§ Task description: Give a verbatim repeat of the lines that run from the line containing "Extract all readable text from this page." to the end of the data below.

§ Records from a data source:

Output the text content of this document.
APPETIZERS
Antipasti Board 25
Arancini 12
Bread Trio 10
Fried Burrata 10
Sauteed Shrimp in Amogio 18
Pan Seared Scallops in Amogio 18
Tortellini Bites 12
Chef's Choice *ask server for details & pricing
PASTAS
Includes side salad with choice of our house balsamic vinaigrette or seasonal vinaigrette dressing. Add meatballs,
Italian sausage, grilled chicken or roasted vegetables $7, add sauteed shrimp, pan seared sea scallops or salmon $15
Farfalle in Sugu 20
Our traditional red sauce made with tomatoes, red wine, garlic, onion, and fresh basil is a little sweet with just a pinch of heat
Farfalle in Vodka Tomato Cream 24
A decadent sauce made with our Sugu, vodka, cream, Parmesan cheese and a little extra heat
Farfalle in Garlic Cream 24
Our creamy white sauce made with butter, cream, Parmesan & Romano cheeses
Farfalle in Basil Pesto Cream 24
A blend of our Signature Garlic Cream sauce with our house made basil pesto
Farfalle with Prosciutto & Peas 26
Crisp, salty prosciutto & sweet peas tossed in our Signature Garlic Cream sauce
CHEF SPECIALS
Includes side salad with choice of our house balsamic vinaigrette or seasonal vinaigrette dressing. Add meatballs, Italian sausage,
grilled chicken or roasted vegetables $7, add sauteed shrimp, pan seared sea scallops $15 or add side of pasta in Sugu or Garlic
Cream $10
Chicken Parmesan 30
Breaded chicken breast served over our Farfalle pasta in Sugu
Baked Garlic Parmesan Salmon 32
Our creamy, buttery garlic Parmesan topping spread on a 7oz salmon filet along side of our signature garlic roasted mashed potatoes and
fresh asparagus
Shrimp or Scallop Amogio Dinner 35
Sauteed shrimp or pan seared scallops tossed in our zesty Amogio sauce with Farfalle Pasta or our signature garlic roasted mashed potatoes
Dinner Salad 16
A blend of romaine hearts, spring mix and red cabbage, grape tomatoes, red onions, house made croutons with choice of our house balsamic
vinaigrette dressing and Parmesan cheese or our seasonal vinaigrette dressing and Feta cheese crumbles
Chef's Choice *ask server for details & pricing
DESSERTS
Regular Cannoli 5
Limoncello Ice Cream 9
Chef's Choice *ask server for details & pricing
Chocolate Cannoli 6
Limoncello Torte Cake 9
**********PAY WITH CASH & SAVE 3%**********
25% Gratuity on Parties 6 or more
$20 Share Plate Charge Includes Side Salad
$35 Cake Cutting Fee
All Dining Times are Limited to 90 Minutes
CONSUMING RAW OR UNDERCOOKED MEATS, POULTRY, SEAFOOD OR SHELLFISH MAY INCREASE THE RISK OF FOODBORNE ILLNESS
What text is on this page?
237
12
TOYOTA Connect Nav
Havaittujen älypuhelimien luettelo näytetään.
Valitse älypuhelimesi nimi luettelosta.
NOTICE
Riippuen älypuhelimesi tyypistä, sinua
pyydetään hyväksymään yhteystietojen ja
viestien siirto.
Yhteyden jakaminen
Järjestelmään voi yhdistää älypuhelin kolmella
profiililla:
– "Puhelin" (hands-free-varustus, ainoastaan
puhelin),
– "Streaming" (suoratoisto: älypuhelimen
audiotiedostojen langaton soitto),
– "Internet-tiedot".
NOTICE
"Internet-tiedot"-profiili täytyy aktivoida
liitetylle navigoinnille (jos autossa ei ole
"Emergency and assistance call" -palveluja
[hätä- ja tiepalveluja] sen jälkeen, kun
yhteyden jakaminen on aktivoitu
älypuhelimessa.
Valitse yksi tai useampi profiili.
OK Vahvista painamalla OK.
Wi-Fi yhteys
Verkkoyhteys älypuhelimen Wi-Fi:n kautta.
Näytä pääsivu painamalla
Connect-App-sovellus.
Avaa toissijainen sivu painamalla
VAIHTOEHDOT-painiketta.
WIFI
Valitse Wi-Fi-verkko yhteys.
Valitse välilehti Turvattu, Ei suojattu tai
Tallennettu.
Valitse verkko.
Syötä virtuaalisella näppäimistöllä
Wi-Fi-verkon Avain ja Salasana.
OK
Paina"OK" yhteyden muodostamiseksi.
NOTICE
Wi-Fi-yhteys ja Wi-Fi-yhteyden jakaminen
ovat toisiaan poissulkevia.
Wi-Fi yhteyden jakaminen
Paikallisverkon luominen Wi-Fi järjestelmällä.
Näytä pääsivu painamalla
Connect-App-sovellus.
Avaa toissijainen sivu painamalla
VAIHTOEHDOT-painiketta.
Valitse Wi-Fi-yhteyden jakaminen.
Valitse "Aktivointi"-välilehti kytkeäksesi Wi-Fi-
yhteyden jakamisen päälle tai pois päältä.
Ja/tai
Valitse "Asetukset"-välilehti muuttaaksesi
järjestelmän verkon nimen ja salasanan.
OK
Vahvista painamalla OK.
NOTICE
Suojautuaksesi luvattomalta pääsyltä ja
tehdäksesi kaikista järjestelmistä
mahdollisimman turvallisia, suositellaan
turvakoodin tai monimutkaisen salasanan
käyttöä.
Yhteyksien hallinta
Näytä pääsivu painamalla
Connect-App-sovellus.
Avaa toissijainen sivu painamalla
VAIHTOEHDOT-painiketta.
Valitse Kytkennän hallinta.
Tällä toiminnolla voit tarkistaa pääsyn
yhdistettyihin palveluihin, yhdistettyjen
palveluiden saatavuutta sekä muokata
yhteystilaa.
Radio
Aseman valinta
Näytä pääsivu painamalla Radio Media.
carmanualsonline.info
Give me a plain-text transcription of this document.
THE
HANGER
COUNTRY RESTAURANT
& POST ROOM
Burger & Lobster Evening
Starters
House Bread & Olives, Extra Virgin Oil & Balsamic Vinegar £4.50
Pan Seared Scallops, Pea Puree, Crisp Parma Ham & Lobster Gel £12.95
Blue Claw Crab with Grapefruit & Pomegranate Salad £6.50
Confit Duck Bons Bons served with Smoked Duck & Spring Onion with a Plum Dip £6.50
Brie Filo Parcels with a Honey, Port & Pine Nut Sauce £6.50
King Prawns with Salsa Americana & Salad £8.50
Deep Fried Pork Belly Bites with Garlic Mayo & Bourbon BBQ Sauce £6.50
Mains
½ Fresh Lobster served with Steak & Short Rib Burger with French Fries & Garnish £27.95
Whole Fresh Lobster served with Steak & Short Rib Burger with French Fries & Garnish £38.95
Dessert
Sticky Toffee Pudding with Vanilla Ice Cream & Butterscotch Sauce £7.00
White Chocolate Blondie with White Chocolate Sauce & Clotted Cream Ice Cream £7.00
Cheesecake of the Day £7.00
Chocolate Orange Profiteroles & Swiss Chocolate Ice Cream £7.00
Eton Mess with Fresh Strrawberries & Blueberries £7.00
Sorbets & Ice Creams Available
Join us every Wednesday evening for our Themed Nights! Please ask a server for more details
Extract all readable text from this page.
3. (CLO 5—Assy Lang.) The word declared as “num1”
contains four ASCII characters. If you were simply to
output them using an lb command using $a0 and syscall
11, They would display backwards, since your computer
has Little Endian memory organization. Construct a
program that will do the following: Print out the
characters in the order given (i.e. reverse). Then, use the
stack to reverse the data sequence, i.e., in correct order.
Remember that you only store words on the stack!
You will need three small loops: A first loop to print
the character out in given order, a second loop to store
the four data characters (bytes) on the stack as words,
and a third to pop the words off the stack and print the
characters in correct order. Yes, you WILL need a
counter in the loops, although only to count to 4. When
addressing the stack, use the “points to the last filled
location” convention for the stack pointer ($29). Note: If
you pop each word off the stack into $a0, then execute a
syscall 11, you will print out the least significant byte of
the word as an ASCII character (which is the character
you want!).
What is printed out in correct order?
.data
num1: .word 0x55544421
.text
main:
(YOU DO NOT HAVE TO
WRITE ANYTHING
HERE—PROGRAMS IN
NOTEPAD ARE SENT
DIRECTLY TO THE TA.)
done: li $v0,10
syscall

§ Problem solution:
Extract all readable text from this page.
3. (CLO 5—Assy Lang.) The word declared as “num1”
contains four ASCII characters. If you were simply to
output them using an lb command using $a0 and syscall
11, They would display backwards, since your computer
has Little Endian memory organization. Construct a
program that will do the following: Print out the
characters in the order given (i.e. reverse). Then, use the
stack to reverse the data sequence, i.e., in correct order.
Remember that you only store words on the stack!
You will need three small loops: A first loop to print
the character out in given order, a second loop to store
the four data characters (bytes) on the stack as words,
and a third to pop the words off the stack and print the
characters in correct order. Yes, you WILL need a
counter in the loops, although only to count to 4. When
addressing the stack, use the “points to the last filled
location” convention for the stack pointer ($29). Note: If
you pop each word off the stack into $a0, then execute a
syscall 11, you will print out the least significant byte of
the word as an ASCII character (which is the character
you want!).
What is printed out in correct order?
.data
num1: .word 0x55544421
.text
main:
(YOU DO NOT HAVE TO
WRITE ANYTHING
HERE—PROGRAMS IN
NOTEPAD ARE SENT
DIRECTLY TO THE TA.)
done: li $v0,10
syscall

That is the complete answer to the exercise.